■ **What is required**: Please repeat all of the lines that follow, exactly as written.

■ **Collected data entries**:
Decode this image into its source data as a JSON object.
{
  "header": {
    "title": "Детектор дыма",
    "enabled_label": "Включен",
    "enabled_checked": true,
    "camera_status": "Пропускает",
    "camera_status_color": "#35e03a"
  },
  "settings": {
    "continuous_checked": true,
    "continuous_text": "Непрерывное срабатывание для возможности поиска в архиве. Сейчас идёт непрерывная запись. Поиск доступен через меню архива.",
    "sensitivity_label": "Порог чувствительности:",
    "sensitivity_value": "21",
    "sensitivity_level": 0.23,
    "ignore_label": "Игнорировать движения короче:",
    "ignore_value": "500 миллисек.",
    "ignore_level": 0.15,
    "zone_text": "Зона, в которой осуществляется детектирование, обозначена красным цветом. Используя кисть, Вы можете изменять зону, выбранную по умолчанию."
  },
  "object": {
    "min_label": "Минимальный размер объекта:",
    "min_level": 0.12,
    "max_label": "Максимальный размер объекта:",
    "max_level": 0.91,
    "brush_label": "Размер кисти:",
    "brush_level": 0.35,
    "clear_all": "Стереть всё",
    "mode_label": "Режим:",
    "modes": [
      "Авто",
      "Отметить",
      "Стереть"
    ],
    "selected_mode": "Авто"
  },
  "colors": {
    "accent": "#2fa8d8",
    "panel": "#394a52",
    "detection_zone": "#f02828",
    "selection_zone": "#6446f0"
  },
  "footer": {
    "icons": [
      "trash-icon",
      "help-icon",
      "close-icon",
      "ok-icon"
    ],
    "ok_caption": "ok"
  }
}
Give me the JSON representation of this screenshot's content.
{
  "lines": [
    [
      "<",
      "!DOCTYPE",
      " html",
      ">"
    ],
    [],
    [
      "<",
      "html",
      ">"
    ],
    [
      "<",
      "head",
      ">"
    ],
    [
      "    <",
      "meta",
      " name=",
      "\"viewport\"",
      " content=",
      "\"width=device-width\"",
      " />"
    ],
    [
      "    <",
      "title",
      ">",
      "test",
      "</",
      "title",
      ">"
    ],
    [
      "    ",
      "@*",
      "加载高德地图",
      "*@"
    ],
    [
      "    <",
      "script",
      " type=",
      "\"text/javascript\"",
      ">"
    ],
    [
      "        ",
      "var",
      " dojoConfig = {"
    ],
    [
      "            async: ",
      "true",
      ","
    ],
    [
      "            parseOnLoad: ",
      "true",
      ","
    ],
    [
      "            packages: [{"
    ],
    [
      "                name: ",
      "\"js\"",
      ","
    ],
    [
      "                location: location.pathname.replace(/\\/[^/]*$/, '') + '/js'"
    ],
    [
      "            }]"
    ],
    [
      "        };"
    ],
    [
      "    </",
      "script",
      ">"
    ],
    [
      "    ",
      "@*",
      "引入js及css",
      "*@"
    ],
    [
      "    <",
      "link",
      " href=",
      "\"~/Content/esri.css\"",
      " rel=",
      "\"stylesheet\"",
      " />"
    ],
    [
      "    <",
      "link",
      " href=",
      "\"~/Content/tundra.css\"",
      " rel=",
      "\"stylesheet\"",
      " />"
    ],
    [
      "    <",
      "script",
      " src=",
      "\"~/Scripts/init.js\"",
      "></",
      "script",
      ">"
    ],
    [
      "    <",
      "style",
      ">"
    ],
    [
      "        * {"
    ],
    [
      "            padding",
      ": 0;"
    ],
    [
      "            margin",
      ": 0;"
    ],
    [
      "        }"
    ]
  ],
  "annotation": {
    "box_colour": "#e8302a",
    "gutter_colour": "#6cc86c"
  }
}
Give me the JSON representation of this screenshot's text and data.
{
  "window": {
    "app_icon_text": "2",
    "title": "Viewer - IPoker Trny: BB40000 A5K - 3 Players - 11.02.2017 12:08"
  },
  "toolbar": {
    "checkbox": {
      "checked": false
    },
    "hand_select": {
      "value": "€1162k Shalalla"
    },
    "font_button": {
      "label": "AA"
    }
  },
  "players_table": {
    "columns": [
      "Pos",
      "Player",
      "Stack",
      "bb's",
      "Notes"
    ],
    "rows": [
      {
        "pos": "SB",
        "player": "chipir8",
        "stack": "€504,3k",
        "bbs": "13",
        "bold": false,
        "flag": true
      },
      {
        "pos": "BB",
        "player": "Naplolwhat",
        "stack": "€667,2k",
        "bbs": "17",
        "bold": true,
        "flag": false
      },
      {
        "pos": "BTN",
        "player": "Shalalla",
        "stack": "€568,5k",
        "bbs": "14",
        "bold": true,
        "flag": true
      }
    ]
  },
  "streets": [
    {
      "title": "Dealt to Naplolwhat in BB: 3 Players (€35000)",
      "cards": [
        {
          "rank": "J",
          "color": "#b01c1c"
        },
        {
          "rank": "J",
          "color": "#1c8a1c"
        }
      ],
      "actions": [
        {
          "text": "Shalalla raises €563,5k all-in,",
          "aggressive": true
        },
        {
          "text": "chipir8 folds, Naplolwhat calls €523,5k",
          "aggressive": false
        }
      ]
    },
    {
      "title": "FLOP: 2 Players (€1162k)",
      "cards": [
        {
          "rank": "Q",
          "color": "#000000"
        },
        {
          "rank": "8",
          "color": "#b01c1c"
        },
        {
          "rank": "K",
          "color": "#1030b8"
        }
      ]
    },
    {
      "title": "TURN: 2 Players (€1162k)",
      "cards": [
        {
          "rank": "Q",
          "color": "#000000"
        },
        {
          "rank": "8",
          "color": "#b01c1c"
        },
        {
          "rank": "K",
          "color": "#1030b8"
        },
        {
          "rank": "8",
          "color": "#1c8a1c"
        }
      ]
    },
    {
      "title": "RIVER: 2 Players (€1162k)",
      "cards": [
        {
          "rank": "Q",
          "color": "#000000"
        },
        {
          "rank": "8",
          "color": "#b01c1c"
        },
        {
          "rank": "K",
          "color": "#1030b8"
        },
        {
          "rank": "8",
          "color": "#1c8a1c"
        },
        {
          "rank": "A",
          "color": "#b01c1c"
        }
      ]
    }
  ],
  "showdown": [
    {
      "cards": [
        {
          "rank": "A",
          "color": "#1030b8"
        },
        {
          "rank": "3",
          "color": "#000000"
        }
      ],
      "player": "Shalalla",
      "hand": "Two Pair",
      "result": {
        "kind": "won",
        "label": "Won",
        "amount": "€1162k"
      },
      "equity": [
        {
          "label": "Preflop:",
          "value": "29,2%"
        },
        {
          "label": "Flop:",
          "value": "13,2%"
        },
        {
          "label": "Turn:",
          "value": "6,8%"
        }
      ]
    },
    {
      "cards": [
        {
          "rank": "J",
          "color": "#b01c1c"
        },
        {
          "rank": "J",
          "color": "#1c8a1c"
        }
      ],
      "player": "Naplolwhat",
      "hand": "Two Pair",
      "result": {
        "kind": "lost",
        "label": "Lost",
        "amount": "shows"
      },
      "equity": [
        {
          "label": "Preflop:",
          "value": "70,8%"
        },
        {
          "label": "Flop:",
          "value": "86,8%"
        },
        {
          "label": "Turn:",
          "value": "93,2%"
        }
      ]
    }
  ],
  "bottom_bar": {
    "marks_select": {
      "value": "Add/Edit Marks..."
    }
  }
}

■ **Solution below**:
Decode this image into its source data as a JSON object.
{
  "header": {
    "title": "Детектор дыма",
    "enabled_label": "Включен",
    "enabled_checked": true,
    "camera_status": "Пропускает",
    "camera_status_color": "#35e03a"
  },
  "settings": {
    "continuous_checked": true,
    "continuous_text": "Непрерывное срабатывание для возможности поиска в архиве. Сейчас идёт непрерывная запись. Поиск доступен через меню архива.",
    "sensitivity_label": "Порог чувствительности:",
    "sensitivity_value": "21",
    "sensitivity_level": 0.23,
    "ignore_label": "Игнорировать движения короче:",
    "ignore_value": "500 миллисек.",
    "ignore_level": 0.15,
    "zone_text": "Зона, в которой осуществляется детектирование, обозначена красным цветом. Используя кисть, Вы можете изменять зону, выбранную по умолчанию."
  },
  "object": {
    "min_label": "Минимальный размер объекта:",
    "min_level": 0.12,
    "max_label": "Максимальный размер объекта:",
    "max_level": 0.91,
    "brush_label": "Размер кисти:",
    "brush_level": 0.35,
    "clear_all": "Стереть всё",
    "mode_label": "Режим:",
    "modes": [
      "Авто",
      "Отметить",
      "Стереть"
    ],
    "selected_mode": "Авто"
  },
  "colors": {
    "accent": "#2fa8d8",
    "panel": "#394a52",
    "detection_zone": "#f02828",
    "selection_zone": "#6446f0"
  },
  "footer": {
    "icons": [
      "trash-icon",
      "help-icon",
      "close-icon",
      "ok-icon"
    ],
    "ok_caption": "ok"
  }
}
Give me the JSON representation of this screenshot's content.
{
  "lines": [
    [
      "<",
      "!DOCTYPE",
      " html",
      ">"
    ],
    [],
    [
      "<",
      "html",
      ">"
    ],
    [
      "<",
      "head",
      ">"
    ],
    [
      "    <",
      "meta",
      " name=",
      "\"viewport\"",
      " content=",
      "\"width=device-width\"",
      " />"
    ],
    [
      "    <",
      "title",
      ">",
      "test",
      "</",
      "title",
      ">"
    ],
    [
      "    ",
      "@*",
      "加载高德地图",
      "*@"
    ],
    [
      "    <",
      "script",
      " type=",
      "\"text/javascript\"",
      ">"
    ],
    [
      "        ",
      "var",
      " dojoConfig = {"
    ],
    [
      "            async: ",
      "true",
      ","
    ],
    [
      "            parseOnLoad: ",
      "true",
      ","
    ],
    [
      "            packages: [{"
    ],
    [
      "                name: ",
      "\"js\"",
      ","
    ],
    [
      "                location: location.pathname.replace(/\\/[^/]*$/, '') + '/js'"
    ],
    [
      "            }]"
    ],
    [
      "        };"
    ],
    [
      "    </",
      "script",
      ">"
    ],
    [
      "    ",
      "@*",
      "引入js及css",
      "*@"
    ],
    [
      "    <",
      "link",
      " href=",
      "\"~/Content/esri.css\"",
      " rel=",
      "\"stylesheet\"",
      " />"
    ],
    [
      "    <",
      "link",
      " href=",
      "\"~/Content/tundra.css\"",
      " rel=",
      "\"stylesheet\"",
      " />"
    ],
    [
      "    <",
      "script",
      " src=",
      "\"~/Scripts/init.js\"",
      "></",
      "script",
      ">"
    ],
    [
      "    <",
      "style",
      ">"
    ],
    [
      "        * {"
    ],
    [
      "            padding",
      ": 0;"
    ],
    [
      "            margin",
      ": 0;"
    ],
    [
      "        }"
    ]
  ],
  "annotation": {
    "box_colour": "#e8302a",
    "gutter_colour": "#6cc86c"
  }
}
Give me the JSON representation of this screenshot's text and data.
{
  "window": {
    "app_icon_text": "2",
    "title": "Viewer - IPoker Trny: BB40000 A5K - 3 Players - 11.02.2017 12:08"
  },
  "toolbar": {
    "checkbox": {
      "checked": false
    },
    "hand_select": {
      "value": "€1162k Shalalla"
    },
    "font_button": {
      "label": "AA"
    }
  },
  "players_table": {
    "columns": [
      "Pos",
      "Player",
      "Stack",
      "bb's",
      "Notes"
    ],
    "rows": [
      {
        "pos": "SB",
        "player": "chipir8",
        "stack": "€504,3k",
        "bbs": "13",
        "bold": false,
        "flag": true
      },
      {
        "pos": "BB",
        "player": "Naplolwhat",
        "stack": "€667,2k",
        "bbs": "17",
        "bold": true,
        "flag": false
      },
      {
        "pos": "BTN",
        "player": "Shalalla",
        "stack": "€568,5k",
        "bbs": "14",
        "bold": true,
        "flag": true
      }
    ]
  },
  "streets": [
    {
      "title": "Dealt to Naplolwhat in BB: 3 Players (€35000)",
      "cards": [
        {
          "rank": "J",
          "color": "#b01c1c"
        },
        {
          "rank": "J",
          "color": "#1c8a1c"
        }
      ],
      "actions": [
        {
          "text": "Shalalla raises €563,5k all-in,",
          "aggressive": true
        },
        {
          "text": "chipir8 folds, Naplolwhat calls €523,5k",
          "aggressive": false
        }
      ]
    },
    {
      "title": "FLOP: 2 Players (€1162k)",
      "cards": [
        {
          "rank": "Q",
          "color": "#000000"
        },
        {
          "rank": "8",
          "color": "#b01c1c"
        },
        {
          "rank": "K",
          "color": "#1030b8"
        }
      ]
    },
    {
      "title": "TURN: 2 Players (€1162k)",
      "cards": [
        {
          "rank": "Q",
          "color": "#000000"
        },
        {
          "rank": "8",
          "color": "#b01c1c"
        },
        {
          "rank": "K",
          "color": "#1030b8"
        },
        {
          "rank": "8",
          "color": "#1c8a1c"
        }
      ]
    },
    {
      "title": "RIVER: 2 Players (€1162k)",
      "cards": [
        {
          "rank": "Q",
          "color": "#000000"
        },
        {
          "rank": "8",
          "color": "#b01c1c"
        },
        {
          "rank": "K",
          "color": "#1030b8"
        },
        {
          "rank": "8",
          "color": "#1c8a1c"
        },
        {
          "rank": "A",
          "color": "#b01c1c"
        }
      ]
    }
  ],
  "showdown": [
    {
      "cards": [
        {
          "rank": "A",
          "color": "#1030b8"
        },
        {
          "rank": "3",
          "color": "#000000"
        }
      ],
      "player": "Shalalla",
      "hand": "Two Pair",
      "result": {
        "kind": "won",
        "label": "Won",
        "amount": "€1162k"
      },
      "equity": [
        {
          "label": "Preflop:",
          "value": "29,2%"
        },
        {
          "label": "Flop:",
          "value": "13,2%"
        },
        {
          "label": "Turn:",
          "value": "6,8%"
        }
      ]
    },
    {
      "cards": [
        {
          "rank": "J",
          "color": "#b01c1c"
        },
        {
          "rank": "J",
          "color": "#1c8a1c"
        }
      ],
      "player": "Naplolwhat",
      "hand": "Two Pair",
      "result": {
        "kind": "lost",
        "label": "Lost",
        "amount": "shows"
      },
      "equity": [
        {
          "label": "Preflop:",
          "value": "70,8%"
        },
        {
          "label": "Flop:",
          "value": "86,8%"
        },
        {
          "label": "Turn:",
          "value": "93,2%"
        }
      ]
    }
  ],
  "bottom_bar": {
    "marks_select": {
      "value": "Add/Edit Marks..."
    }
  }
}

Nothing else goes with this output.